* _Recorded data_
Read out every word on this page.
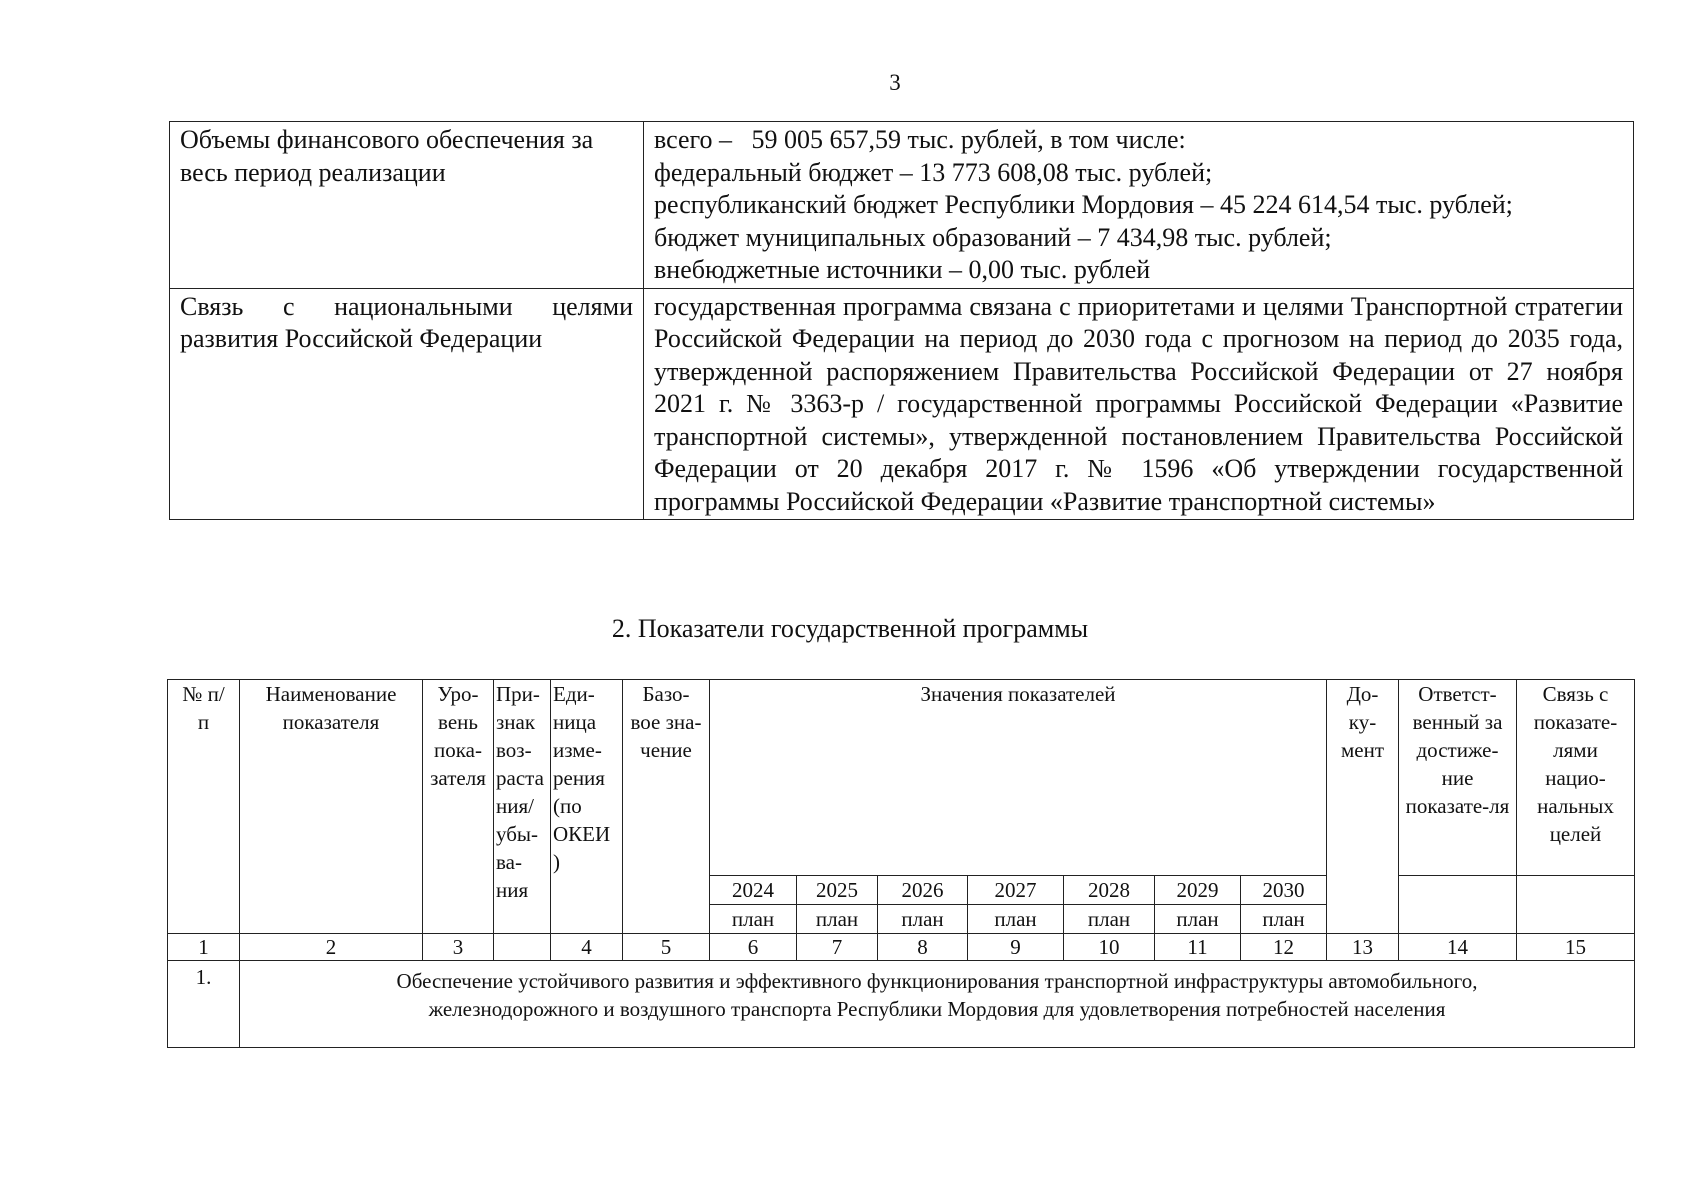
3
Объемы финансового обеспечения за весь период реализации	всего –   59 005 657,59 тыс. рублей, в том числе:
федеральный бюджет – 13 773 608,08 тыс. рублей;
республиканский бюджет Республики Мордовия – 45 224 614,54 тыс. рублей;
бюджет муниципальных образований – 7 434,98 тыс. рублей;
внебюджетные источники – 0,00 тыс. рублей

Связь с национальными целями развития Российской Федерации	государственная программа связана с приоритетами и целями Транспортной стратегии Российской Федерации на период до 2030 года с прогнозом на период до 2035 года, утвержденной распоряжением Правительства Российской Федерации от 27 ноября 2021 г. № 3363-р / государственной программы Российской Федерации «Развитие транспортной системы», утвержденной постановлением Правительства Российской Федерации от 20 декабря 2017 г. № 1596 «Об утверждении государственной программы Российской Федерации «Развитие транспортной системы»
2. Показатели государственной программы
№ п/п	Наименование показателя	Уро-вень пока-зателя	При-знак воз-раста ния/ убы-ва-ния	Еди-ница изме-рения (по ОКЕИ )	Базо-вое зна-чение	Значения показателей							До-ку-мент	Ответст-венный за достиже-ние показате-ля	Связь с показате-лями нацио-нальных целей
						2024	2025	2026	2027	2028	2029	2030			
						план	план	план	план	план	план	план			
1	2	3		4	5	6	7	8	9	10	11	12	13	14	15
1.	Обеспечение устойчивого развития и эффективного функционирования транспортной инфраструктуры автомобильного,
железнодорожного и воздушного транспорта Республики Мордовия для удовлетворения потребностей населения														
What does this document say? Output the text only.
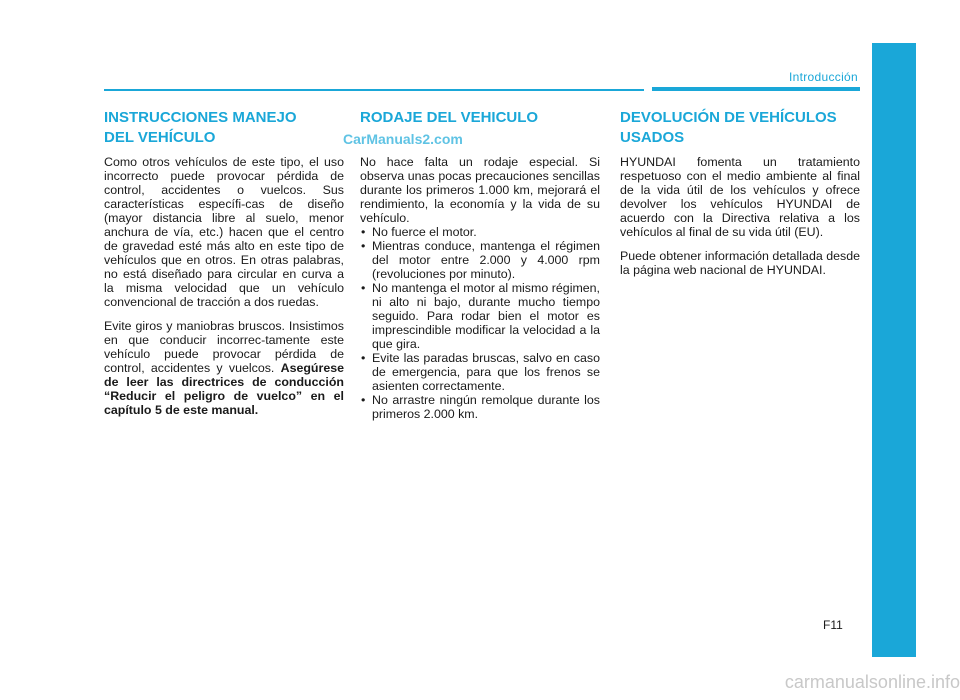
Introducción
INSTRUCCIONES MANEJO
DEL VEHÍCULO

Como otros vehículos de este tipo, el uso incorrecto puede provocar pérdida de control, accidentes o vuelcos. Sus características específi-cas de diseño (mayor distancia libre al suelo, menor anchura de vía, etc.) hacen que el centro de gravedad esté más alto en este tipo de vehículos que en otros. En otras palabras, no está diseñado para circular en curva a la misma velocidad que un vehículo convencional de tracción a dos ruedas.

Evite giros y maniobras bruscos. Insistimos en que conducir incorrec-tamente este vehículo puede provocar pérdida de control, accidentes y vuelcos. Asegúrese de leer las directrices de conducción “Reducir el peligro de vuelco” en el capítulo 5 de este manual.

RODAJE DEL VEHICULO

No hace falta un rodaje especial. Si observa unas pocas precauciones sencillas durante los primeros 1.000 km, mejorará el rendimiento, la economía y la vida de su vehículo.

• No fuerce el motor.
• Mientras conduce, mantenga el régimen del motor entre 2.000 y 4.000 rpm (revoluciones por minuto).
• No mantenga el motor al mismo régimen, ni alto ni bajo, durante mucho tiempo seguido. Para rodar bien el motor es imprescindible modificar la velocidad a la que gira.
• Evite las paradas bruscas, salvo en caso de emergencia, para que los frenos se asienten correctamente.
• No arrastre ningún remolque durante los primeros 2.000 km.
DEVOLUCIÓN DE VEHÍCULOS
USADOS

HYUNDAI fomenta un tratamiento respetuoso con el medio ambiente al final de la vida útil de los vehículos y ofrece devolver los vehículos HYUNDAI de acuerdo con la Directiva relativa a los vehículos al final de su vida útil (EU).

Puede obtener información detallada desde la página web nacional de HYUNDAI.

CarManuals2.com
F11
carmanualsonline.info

* _The request_
Filter the listing above by the word "Evite"; copy each line that passes.

* _Response to this task_
Evite giros y maniobras bruscos. Insistimos en que conducir incorrec-tamente este vehículo puede provocar pérdida de control, accidentes y vuelcos. Asegúrese de leer las directrices de conducción “Reducir el peligro de vuelco” en el capítulo 5 de este manual.
• Evite las paradas bruscas, salvo en caso de emergencia, para que los frenos se asienten correctamente.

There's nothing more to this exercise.